TO DO: Keep only the lines that hold the string "directed", filtering out the rest of the entries below.

RECORDS TO USE:
* * * * * * *

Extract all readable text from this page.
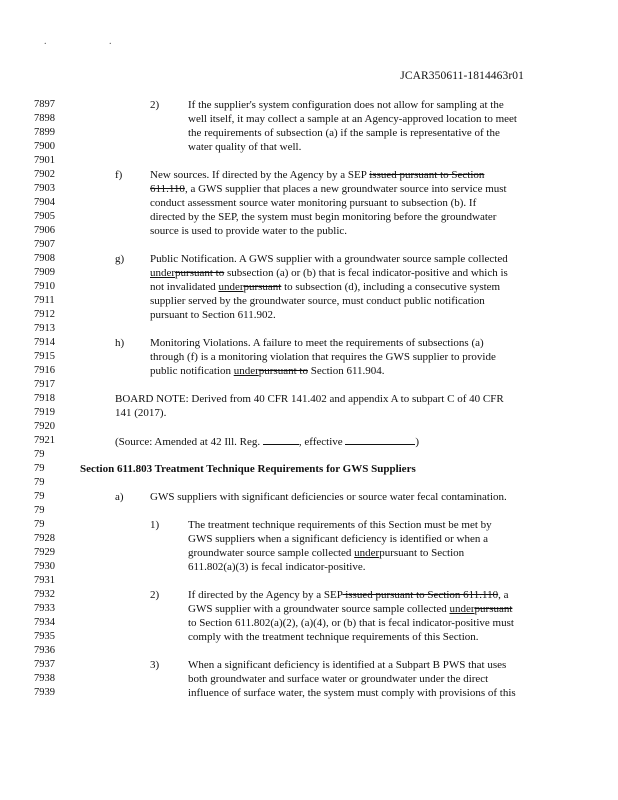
. .
JCAR350611-1814463r01
7897	2)	If the supplier's system configuration does not allow for sampling at the
7898	well itself, it may collect a sample at an Agency-approved location to meet
7899	the requirements of subsection (a) if the sample is representative of the
7900	water quality of that well.
7901
7902	f)	New sources. If directed by the Agency by a SEP issued pursuant to Section
7903	611.110, a GWS supplier that places a new groundwater source into service must
7904	conduct assessment source water monitoring pursuant to subsection (b). If
7905	directed by the SEP, the system must begin monitoring before the groundwater
7906	source is used to provide water to the public.
7907
7908	g) Public Notification. A GWS supplier with a groundwater source sample collected
7909	underpursuant to subsection (a) or (b) that is fecal indicator-positive and which is
7910	not invalidated underpursuant to subsection (d), including a consecutive system
7911	supplier served by the groundwater source, must conduct public notification
7912	pursuant to Section 611.902.
7913
7914	h) Monitoring Violations. A failure to meet the requirements of subsections (a)
7915	through (f) is a monitoring violation that requires the GWS supplier to provide
7916	public notification underpursuant to Section 611.904.
7917
7918	BOARD NOTE: Derived from 40 CFR 141.402 and appendix A to subpart C of 40 CFR
7919	141 (2017).
7920
7921	(Source: Amended at 42 Ill. Reg.	, effective	)
79
79	Section 611.803 Treatment Technique Requirements for GWS Suppliers
79
79	a) GWS suppliers with significant deficiencies or source water fecal contamination.
79
79	1)	The treatment technique requirements of this Section must be met by
7928	GWS suppliers when a significant deficiency is identified or when a
7929	groundwater source sample collected underpursuant to Section
7930	611.802(a)(3) is fecal indicator-positive.
7931
7932	2)	If directed by the Agency by a SEP issued pursuant to Section 611.110, a
7933	GWS supplier with a groundwater source sample collected underpursuant
7934	to Section 611.802(a)(2), (a)(4), or (b) that is fecal indicator-positive must
7935	comply with the treatment technique requirements of this Section.
7936
7937	3)	When a significant deficiency is identified at a Subpart B PWS that uses
7938	both groundwater and surface water or groundwater under the direct
7939	influence of surface water, the system must comply with provisions of this
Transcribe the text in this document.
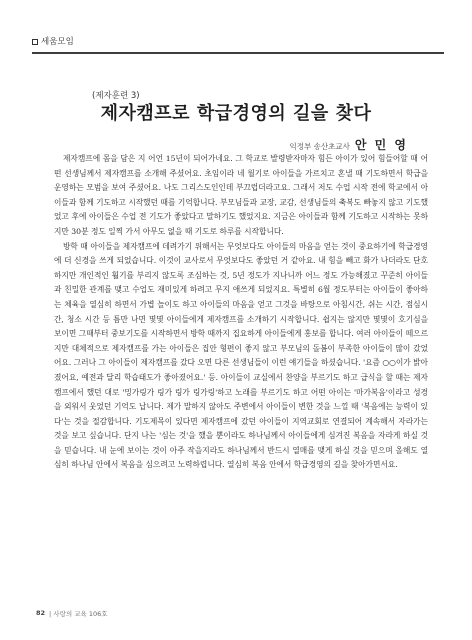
세움모임
(제자훈련 3)
제자캠프로 학급경영의 길을 찾다
익정부 송산초교사 안 민 영

제자캠프에 몸을 담은 지 어언 15년이 되어가네요. 그 학교로 발령받자마자 힘든 아이가 있어 힘들어할 때 어떤 선생님께서 제자캠프를 소개해 주셨어요. 초임이라 네 월기로 아이들을 가르치고 혼낼 때 기도하면서 학급을 운영하는 모범을 보여 주셨어요. 나도 그리스도인인데 부끄럽더라고요. 그래서 저도 수업 시작 전에 학교에서 아이들과 함께 기도하고 시작했던 때를 기억합니다. 부모님들과 교장, 교감, 선생님들의 축복도 빠놓지 않고 기도했었고 후에 아이들은 수업 전 기도가 좋았다고 말하기도 했었지요. 지금은 아이들과 함께 기도하고 시작하는 못하지만 30분 정도 일찍 가서 아무도 없을 때 기도로 하루를 시작합니다.

방학 때 아이들을 제자캠프에 데려가기 위해서는 무엇보다도 아이들의 마음을 얻는 것이 중요하기에 학급경영에 더 신경을 쓰게 되었습니다. 이것이 교사로서 무엇보다도 좋았던 거 같아요. 내 힘을 빼고 화가 나더라도 단호하지만 개인적인 훨기를 부리지 않도록 조심하는 것, 5년 정도가 지나니까 어느 정도 가능해졌고 꾸준히 아이들과 친밀한 관계를 맺고 수업도 재미있게 하려고 무지 애쓰게 되었지요. 특별히 6월 정도부터는 아이들이 좋아하는 체육을 열심히 하면서 가볍 놀이도 하고 아이들의 마음을 얻고 그것을 바탕으로 아침시간, 쉬는 시간, 점심시간, 청소 시간 등 틈만 나면 몇몇 아이들에게 제자캠프를 소개하기 시작합니다. 쉽지는 않지만 몇몇이 호기심을 보이면 그때부터 중보기도를 시작하면서 방학 때까지 집요하게 아이들에게 홍보를 합니다. 여러 아이들이 떼으르지만 대체적으로 제자캠프를 가는 아이들은 집안 형편이 좋지 않고 부모님의 돌봄이 부족한 아이들이 많이 갔었어요. 그러나 그 아이들이 제자캠프를 갔다 오면 다른 선생님들이 이런 얘기들을 하셨습니다. '요즘 ○○이가 밝아졌어요, 예전과 달리 학습태도가 좋아졌어요.' 등. 아이들이 교실에서 찬양을 부르기도 하고 급식을 할 때는 제자캠프에서 했던 대로 '밍가링가 링가 링가 링가링'하고 노래를 부르기도 하고 어떤 아이는 '마가복음'이라고 성경을 외워서 웃었던 기억도 납니다. 제가 말하지 않아도 주변에서 아이들이 변한 것을 느낄 때 '복음에는 능력이 있다'는 것을 절감합니다. 기도제목이 있다면 제자캠프에 갔던 아이들이 지역교회로 연결되어 계속해서 자라가는 것을 보고 싶습니다. 단지 나는 '심는 것'을 했을 뿐이라도 하나님께서 아이들에게 심겨진 복음을 자라게 하실 것을 믿습니다. 내 눈에 보이는 것이 아주 작을지라도 하나님께서 반드시 열매를 맺게 하실 것을 믿으며 올해도 열심히 하나님 안에서 복음을 심으려고 노력하렵니다. 열심히 복음 안에서 학급경영의 길을 찾아가면서요.

82 | 사랑의 교육 106호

* * * * * * *

SOLUTION TO THE EXERCISE:
7902	f)	New sources. If directed by the Agency by a SEP issued pursuant to Section
7905	directed by the SEP, the system must begin monitoring before the groundwater
7932	2)	If directed by the Agency by a SEP issued pursuant to Section 611.110, a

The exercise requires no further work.